OBJECTIF 1: Traduisez en anglais la phrase suivante du texte sur la loi californienne sur l'IA : « Dernière étape : la ratification – ou le veto – du gouverneur démocrate Gavin Newsom avant fin septembre. »

DOCUMENT SOURCE:
::::

Bientôt un « AI Act à l’américaine » ? Possiblement en Californie.

Sur place, la législature avait enregistré, en début d’année, une proposition de loi émanant du sénateur démocrate Scott Wiener. Cette semaine, les chambres basse puis haute l’ont adoptée, chacune à une nette majorité. Dernière étape : la ratification – ou le veto – du gouverneur démocrate Gavin Newsom avant fin septembre.

L’intéressé n’a pas encore publiquement communiqué de position sur ce texte qui a divisé la classe politique autant que l’écosystème tech. Nancy Pelosi s’y est notamment opposée, comme la maire de San Francisco London Breed et plusieurs candidats à sa succession. Elon Musk juge quant à lui que ce Safe and Secure Innovation for Frontier Artificial Intelligence Models Act est « nécessaire ». Aaron Levie, le patron de Box, fait partie de ceux qui ne sont pas du même avis.

Un« bouton rouge », mais pas de sanctions pénales

En six mois et quelques, le texte aura été édulcoré sur certains aspects. Les sanctions pénales en ont par exemple disparu, à la faveur exclusive de peines civiles. Le montant maximal de ces dernières n’est par ailleurs plus fonction du coût des modèles : il est désormais plafonné. En outre, les conditions dans lesquelles le procureur général peut lancer des enquêtes sont devenues plus strictes.

::::

OBJECTIF 2: Dans la liste de données ci-dessous, mettez sous forme de liste numérotée le passage allant de la ligne qui contient « required-asterisk: * [600,486,606,501] » jusqu'à celle qui contient « chevron-down-icon [1085,298,1097,310] », toutes deux incluses, en omettant les lignes vides.

::::

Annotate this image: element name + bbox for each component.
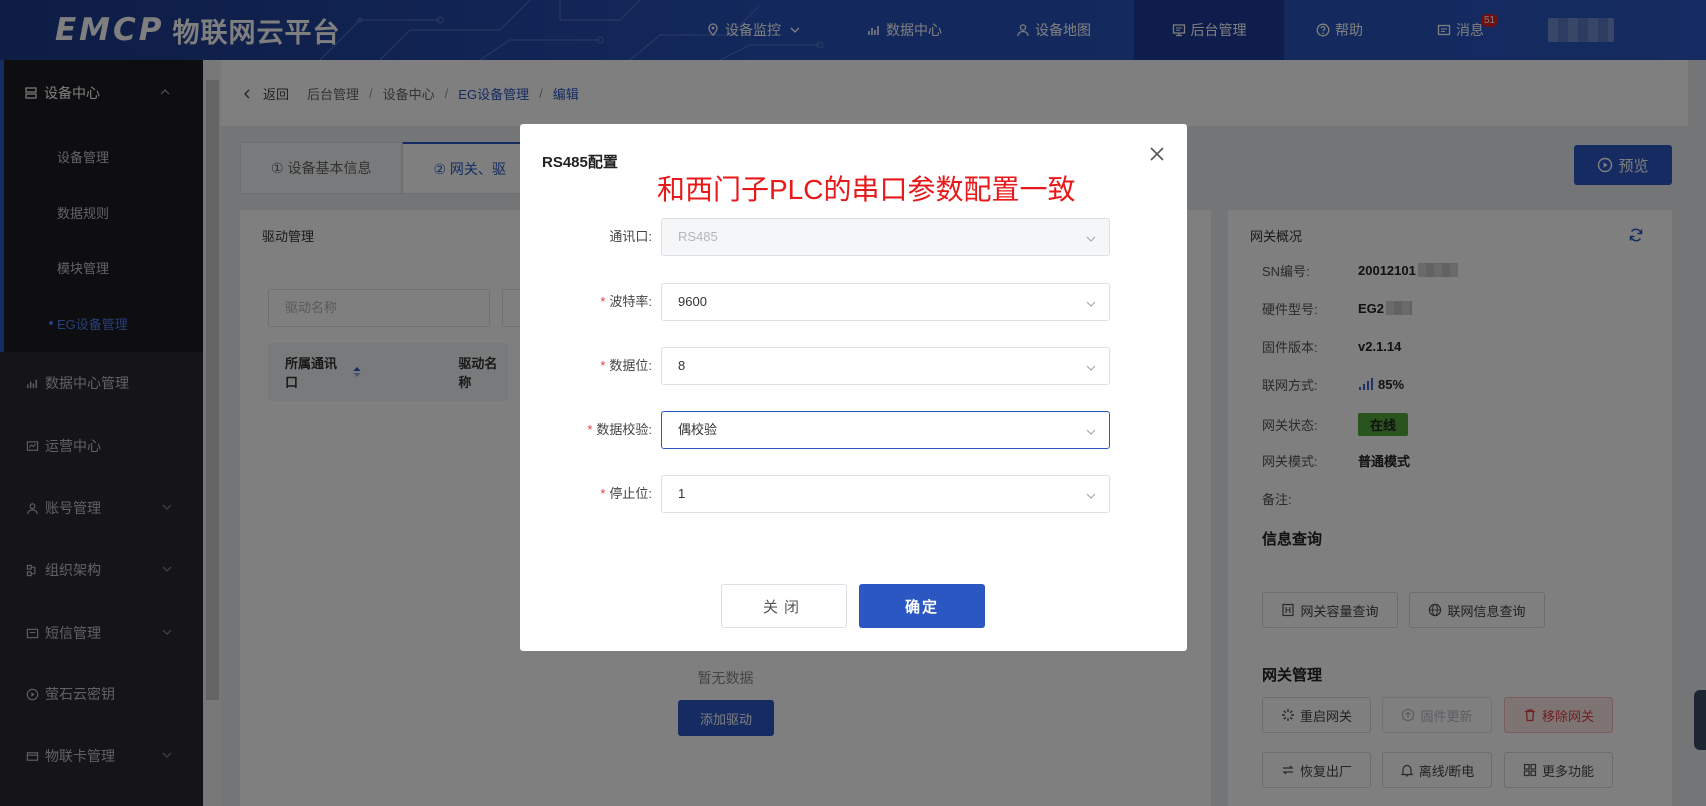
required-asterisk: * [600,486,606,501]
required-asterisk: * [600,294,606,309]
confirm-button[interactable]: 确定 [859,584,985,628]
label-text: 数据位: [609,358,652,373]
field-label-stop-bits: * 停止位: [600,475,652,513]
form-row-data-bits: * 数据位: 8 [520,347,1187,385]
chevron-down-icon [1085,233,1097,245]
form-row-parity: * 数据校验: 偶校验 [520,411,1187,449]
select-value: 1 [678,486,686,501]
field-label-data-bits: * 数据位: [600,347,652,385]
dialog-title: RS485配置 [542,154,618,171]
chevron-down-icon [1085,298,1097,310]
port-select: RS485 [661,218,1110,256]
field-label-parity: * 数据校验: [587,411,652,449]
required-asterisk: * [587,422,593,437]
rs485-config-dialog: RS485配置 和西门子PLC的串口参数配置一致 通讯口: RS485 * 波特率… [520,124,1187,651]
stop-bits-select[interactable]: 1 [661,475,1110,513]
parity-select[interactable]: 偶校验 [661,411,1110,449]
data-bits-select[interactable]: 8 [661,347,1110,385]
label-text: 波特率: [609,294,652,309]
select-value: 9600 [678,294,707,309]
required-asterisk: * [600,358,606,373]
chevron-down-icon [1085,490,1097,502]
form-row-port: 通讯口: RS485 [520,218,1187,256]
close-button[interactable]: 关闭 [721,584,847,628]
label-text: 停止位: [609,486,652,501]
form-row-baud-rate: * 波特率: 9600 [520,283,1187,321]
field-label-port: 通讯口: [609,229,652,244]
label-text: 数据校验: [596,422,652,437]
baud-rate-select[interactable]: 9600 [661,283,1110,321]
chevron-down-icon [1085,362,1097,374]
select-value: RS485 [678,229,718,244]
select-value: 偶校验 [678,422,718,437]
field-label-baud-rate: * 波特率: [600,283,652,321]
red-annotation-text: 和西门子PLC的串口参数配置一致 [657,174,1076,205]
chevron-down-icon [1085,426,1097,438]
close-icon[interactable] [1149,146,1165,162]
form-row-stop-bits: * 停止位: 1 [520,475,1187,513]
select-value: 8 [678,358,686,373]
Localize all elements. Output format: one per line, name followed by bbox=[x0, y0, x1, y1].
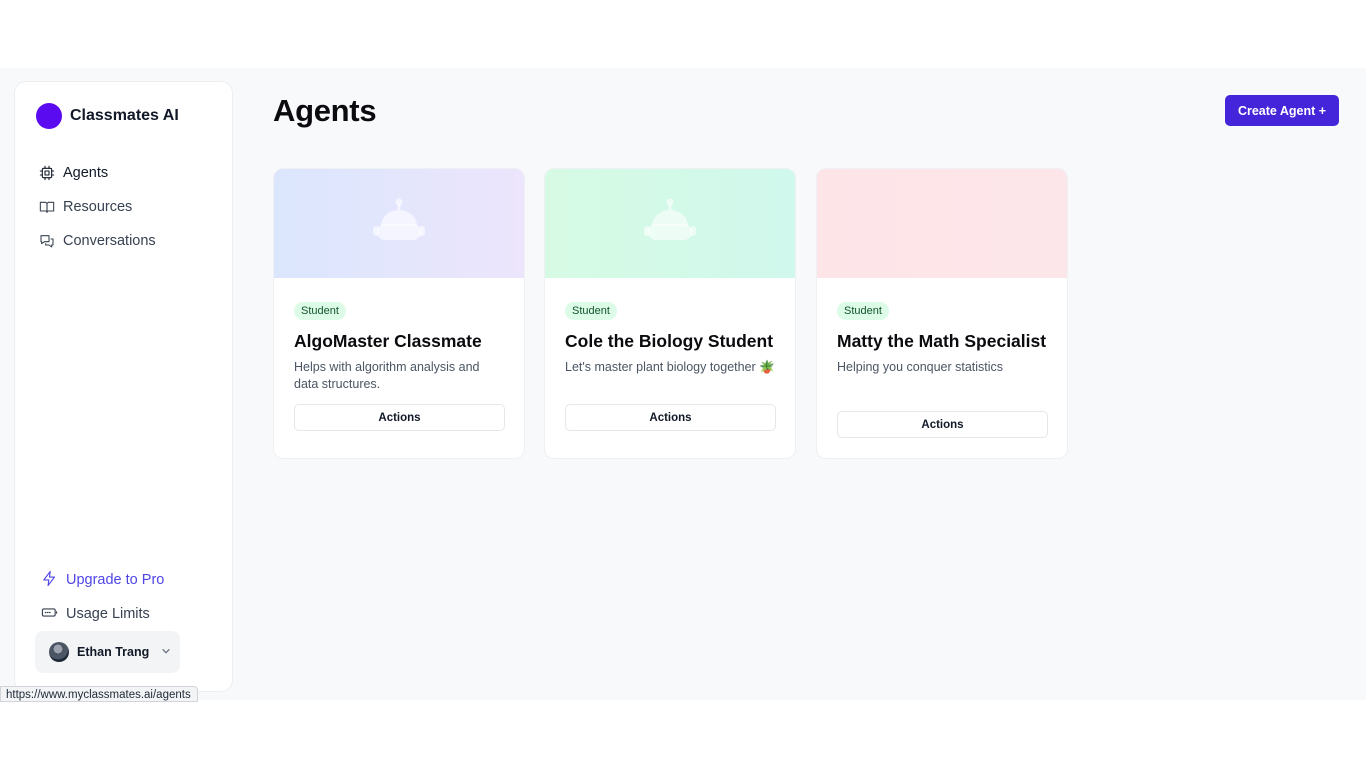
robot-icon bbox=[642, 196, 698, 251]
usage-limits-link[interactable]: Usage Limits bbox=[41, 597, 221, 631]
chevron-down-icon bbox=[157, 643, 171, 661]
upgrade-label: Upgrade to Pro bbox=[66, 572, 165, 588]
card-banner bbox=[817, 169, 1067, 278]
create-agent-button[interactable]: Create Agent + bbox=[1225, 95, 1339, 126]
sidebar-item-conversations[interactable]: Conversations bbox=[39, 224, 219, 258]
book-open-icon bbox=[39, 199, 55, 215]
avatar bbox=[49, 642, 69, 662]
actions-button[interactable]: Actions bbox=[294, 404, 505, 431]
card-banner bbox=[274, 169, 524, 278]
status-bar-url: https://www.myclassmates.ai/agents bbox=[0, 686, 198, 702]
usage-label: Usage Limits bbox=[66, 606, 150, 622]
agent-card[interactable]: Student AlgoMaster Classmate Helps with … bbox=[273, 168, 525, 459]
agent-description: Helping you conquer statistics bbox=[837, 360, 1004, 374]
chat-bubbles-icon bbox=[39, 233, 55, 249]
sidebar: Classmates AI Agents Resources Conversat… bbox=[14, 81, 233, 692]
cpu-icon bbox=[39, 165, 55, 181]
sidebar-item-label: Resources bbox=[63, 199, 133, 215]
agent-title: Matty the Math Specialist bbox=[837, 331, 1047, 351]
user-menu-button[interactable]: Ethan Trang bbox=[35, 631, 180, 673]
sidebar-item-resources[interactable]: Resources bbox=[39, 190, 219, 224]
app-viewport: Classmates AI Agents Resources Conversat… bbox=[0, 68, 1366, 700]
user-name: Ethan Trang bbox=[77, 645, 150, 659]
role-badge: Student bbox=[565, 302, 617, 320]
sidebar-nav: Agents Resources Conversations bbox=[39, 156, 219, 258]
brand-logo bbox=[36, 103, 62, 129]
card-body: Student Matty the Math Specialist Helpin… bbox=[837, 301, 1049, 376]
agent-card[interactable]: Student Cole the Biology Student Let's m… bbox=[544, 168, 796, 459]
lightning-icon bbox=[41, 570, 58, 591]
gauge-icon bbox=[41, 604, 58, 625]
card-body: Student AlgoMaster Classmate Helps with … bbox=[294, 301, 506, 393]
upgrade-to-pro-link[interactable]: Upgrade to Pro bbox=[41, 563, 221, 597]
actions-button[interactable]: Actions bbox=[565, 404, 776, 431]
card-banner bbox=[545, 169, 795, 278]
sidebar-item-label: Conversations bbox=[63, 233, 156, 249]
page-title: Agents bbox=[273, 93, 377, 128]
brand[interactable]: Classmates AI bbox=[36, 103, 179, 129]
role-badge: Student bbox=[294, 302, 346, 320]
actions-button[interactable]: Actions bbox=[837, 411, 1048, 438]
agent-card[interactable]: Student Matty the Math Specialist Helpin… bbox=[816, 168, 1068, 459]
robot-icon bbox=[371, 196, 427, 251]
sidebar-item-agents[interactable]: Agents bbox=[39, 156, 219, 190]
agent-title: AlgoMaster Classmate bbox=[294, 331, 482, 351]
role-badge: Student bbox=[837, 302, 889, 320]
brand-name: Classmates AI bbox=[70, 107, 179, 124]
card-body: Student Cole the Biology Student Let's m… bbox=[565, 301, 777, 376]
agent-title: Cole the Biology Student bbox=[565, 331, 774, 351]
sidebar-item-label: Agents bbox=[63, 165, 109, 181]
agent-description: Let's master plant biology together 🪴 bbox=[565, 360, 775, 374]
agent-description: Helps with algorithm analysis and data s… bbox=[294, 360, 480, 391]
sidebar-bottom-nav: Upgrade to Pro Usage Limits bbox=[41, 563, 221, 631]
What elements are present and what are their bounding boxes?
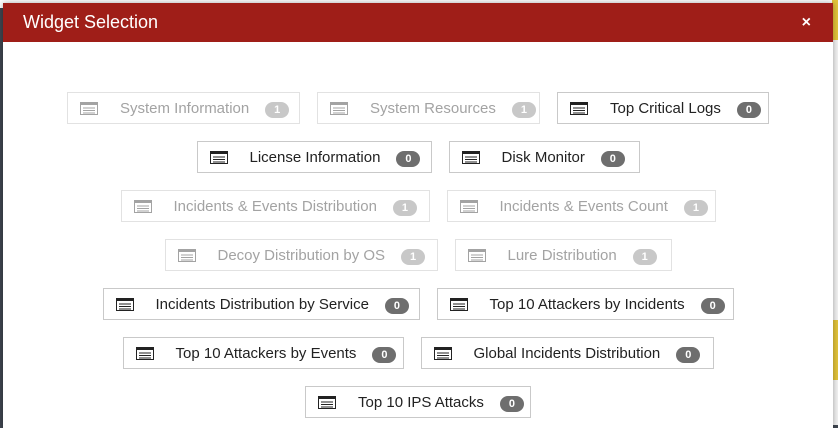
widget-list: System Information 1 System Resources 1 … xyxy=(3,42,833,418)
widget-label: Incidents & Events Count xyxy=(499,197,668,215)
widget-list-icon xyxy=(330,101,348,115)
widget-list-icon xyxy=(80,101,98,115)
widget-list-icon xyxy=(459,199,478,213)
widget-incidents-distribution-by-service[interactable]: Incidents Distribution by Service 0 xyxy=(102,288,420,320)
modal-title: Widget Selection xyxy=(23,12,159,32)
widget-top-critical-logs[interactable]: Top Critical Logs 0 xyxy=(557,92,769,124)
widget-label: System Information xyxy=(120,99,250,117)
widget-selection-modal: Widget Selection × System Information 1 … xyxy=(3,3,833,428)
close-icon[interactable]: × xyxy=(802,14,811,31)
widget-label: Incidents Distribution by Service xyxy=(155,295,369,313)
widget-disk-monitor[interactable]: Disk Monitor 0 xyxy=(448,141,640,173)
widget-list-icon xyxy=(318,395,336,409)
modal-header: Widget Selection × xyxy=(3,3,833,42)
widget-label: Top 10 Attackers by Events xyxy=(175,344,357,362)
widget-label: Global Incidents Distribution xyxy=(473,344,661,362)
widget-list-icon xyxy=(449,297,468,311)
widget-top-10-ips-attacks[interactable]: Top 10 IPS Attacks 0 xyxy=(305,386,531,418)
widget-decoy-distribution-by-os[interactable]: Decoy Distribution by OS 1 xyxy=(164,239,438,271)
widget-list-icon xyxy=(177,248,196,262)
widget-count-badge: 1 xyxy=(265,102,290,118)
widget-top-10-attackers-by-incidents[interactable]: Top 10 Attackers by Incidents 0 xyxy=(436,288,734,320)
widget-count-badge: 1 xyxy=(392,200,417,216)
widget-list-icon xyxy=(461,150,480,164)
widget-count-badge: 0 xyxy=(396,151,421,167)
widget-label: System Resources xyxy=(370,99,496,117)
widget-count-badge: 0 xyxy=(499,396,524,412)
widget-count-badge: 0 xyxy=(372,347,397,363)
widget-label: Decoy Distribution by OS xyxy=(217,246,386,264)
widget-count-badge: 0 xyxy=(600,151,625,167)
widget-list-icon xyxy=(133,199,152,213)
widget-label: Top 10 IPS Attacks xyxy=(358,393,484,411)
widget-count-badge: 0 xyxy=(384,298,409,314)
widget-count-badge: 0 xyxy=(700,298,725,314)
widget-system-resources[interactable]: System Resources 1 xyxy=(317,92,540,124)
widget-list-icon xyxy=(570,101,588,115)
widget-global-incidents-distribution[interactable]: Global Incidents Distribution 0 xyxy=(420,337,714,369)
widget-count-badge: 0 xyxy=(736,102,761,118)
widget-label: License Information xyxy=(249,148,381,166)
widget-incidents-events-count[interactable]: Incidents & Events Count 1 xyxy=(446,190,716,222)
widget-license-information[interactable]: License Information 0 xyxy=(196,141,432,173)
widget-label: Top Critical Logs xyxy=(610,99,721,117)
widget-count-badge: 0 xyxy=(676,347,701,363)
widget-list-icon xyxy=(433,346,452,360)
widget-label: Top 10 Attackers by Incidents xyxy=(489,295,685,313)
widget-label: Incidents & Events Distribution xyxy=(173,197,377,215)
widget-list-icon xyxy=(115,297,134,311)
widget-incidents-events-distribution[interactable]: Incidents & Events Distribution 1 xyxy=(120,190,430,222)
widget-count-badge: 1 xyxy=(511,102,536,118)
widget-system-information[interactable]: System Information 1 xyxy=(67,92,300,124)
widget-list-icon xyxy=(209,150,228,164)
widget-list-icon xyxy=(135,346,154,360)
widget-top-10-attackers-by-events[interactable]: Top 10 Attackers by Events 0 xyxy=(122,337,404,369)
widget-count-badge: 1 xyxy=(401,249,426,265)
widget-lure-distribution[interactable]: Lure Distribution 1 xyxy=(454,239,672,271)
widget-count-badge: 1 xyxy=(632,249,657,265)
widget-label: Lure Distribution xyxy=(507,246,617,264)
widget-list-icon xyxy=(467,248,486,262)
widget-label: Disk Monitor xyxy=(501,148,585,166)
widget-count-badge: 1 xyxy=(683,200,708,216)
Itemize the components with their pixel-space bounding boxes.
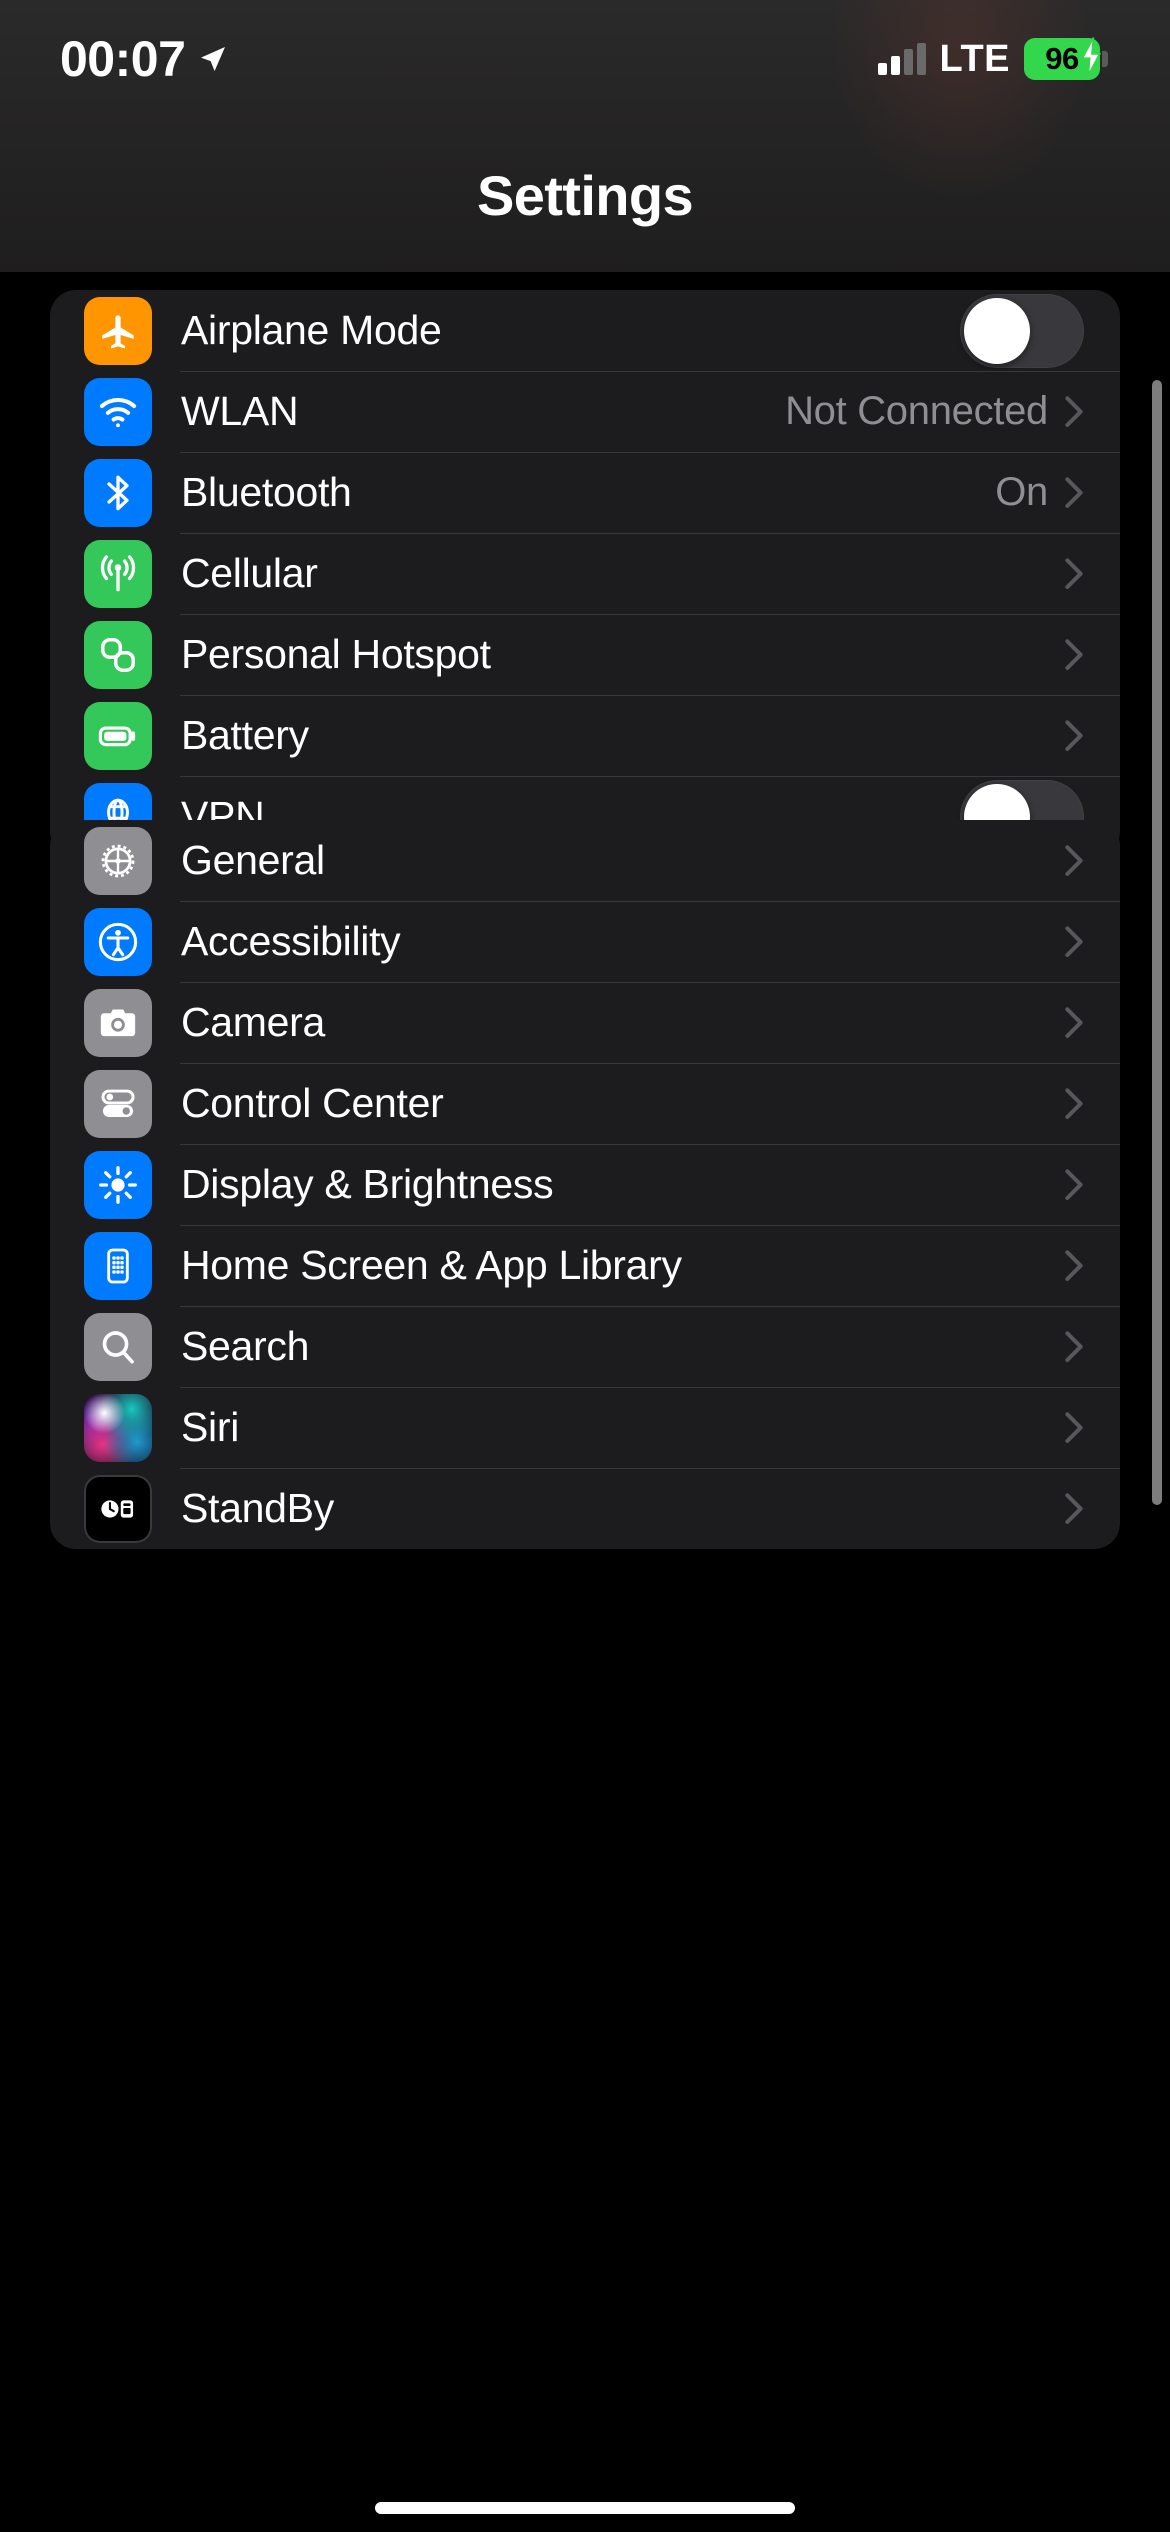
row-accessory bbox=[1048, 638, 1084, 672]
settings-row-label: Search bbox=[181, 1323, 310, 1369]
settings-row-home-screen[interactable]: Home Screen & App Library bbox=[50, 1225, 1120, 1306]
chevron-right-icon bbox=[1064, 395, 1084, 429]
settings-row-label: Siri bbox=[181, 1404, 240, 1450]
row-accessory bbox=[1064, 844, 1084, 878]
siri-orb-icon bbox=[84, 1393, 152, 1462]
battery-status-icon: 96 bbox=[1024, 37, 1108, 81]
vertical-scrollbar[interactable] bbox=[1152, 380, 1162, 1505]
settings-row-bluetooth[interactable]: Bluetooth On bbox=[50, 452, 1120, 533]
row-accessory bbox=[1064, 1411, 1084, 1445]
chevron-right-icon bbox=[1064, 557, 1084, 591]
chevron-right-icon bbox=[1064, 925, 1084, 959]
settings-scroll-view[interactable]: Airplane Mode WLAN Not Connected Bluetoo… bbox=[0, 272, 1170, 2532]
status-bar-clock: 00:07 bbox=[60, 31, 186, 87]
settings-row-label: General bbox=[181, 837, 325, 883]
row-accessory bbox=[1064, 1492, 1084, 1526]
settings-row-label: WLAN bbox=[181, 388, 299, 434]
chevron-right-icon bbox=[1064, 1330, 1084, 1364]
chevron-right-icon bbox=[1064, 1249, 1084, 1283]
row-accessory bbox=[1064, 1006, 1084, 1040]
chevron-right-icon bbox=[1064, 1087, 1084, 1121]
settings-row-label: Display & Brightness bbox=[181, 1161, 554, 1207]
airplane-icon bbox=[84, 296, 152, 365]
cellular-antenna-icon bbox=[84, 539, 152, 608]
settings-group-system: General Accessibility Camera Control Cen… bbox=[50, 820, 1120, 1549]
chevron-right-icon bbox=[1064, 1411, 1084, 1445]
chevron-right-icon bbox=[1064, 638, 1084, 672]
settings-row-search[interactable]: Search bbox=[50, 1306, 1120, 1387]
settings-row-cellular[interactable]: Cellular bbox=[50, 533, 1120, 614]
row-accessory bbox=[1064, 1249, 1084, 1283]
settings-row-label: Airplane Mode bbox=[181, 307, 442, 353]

::::

RÉPONSE CORRECTE 1: Final step: ratification, or a veto, by Democratic Governor Gavin Newsom before the end of September.

RÉPONSE CORRECTE 2:
1. required-asterisk: * [600,486,606,501]
2. required-asterisk: * [600,294,606,309]
3. confirm-button[interactable]: 确定 [859,584,985,628]
4. label-text: 数据位: [609,358,652,373]
5. field-label-stop-bits: * 停止位: [600,475,652,513]
6. form-row-data-bits: * 数据位: 8 [520,347,1187,385]
7. chevron-down-icon [1085,233,1097,245]
8. form-row-parity: * 数据校验: 偶校验 [520,411,1187,449]
9. select-value: 1 [678,486,686,501]
10. field-label-data-bits: * 数据位: [600,347,652,385]
11. dialog-title: RS485配置 [542,154,618,171]
12. chevron-down-icon [1085,298,1097,310]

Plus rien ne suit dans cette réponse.